Two shuls, one planet

Two shuls, one planet

Reform and Orthodox synagogues hold ‘green’ fair

Nick Miuccio, owner of Miuccio, LLC in Wood-Ridge, which specializes in installations designed to reduce energy costs and increase efficiency, demonstrates low-heat lighting solutions to Rabbi Jeffrey Fox of Kehillat Kesher Community Synagogue. Photos by Anne Phyllis Pinzow

Two congregations on opposite sides of the same street as well as on the Jewish spectrum joined forces to produce the “Go-Green $ave Green” Green Energy Fair at Temple Sinai in Tenafly on Sunday.

As Rabbi Jeffrey Fox of the Orthodox Kehillat Kesher Community Synagogue and Rabbi Jordan Millstein of the Reform Temple Sinai broke bagels together, each explained, in his own way, how going green is not only practical but Jewish law.

■ LISTED RECORDS:
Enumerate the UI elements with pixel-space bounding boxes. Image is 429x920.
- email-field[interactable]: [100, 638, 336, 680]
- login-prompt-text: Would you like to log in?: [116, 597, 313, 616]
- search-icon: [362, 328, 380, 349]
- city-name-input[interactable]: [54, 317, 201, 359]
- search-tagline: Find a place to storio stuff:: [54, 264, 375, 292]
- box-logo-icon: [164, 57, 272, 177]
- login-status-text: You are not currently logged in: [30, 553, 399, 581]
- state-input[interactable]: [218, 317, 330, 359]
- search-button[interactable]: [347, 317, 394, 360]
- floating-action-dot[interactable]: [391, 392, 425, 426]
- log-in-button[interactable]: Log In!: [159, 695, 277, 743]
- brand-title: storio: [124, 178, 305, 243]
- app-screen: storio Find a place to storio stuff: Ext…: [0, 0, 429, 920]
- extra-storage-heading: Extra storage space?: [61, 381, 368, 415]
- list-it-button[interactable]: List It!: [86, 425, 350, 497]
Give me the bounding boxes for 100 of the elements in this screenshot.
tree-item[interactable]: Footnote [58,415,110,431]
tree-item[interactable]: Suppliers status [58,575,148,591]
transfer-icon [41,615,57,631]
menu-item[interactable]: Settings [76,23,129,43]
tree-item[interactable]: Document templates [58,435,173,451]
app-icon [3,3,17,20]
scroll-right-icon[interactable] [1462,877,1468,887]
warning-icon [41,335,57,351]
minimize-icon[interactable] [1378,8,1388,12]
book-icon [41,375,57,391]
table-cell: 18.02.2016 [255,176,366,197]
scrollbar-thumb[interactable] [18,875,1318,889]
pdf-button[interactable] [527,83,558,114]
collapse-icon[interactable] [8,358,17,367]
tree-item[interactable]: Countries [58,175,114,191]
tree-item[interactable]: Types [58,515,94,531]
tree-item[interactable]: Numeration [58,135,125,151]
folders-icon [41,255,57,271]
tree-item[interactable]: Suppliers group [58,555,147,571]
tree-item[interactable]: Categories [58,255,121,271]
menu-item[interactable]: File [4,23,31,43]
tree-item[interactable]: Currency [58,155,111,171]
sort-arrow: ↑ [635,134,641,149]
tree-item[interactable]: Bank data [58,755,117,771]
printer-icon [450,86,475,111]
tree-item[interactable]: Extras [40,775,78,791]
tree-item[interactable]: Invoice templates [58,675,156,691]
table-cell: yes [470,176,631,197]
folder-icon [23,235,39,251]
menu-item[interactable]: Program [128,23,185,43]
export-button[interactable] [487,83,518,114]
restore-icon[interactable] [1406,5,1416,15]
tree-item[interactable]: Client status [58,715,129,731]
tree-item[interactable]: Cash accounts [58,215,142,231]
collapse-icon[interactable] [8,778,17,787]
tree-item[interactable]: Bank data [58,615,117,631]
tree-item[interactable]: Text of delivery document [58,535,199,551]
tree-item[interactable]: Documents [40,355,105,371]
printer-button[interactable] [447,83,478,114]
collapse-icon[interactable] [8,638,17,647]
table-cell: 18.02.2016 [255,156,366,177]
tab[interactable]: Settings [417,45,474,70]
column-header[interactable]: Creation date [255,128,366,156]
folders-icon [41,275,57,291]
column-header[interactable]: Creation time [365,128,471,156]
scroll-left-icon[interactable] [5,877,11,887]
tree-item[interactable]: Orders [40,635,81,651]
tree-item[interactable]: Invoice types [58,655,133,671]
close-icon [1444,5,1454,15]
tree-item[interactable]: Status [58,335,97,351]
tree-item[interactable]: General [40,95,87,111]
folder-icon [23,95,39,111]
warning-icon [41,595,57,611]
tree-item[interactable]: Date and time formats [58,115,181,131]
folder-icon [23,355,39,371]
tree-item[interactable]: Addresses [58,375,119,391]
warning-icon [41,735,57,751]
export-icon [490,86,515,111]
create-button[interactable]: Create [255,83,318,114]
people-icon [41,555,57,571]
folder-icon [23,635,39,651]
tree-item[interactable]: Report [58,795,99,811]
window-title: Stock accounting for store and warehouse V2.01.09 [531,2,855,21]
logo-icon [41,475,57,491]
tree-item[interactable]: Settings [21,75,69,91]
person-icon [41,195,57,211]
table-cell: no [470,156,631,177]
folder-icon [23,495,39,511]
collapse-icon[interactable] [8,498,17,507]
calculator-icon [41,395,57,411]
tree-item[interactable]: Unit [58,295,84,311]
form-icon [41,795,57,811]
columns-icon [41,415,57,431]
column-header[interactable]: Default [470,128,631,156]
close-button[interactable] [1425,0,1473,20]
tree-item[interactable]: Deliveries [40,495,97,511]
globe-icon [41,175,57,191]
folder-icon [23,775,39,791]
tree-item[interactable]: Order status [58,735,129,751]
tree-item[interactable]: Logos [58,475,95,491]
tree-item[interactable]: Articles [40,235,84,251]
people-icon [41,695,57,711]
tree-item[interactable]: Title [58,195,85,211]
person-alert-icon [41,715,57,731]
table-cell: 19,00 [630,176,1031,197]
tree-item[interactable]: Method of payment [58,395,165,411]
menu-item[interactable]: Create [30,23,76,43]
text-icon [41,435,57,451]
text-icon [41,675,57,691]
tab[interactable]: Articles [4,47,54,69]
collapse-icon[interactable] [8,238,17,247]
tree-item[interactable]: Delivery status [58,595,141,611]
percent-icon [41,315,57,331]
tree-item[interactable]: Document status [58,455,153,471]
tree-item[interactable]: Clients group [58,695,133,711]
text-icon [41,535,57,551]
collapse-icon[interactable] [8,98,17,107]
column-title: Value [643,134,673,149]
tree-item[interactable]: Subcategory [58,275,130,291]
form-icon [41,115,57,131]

■ WRITTEN TASK 1:
According to the green fair article, what does Nick Miuccio's company specialize in?
■ WRITTEN TASK 2:
Copy the portion of the green fair article between "Two congregations on" and "Tenafly on Sunday.", inclusive.
The items have no connection to the green fair article.

■ EXPECTED OUTPUT 1:
Installations designed to reduce energy costs and increase efficiency.

■ EXPECTED OUTPUT 2:
Two congregations on opposite sides of the same street as well as on the Jewish spectrum joined forces to produce the “Go-Green $ave Green” Green Energy Fair at Temple Sinai in Tenafly on Sunday.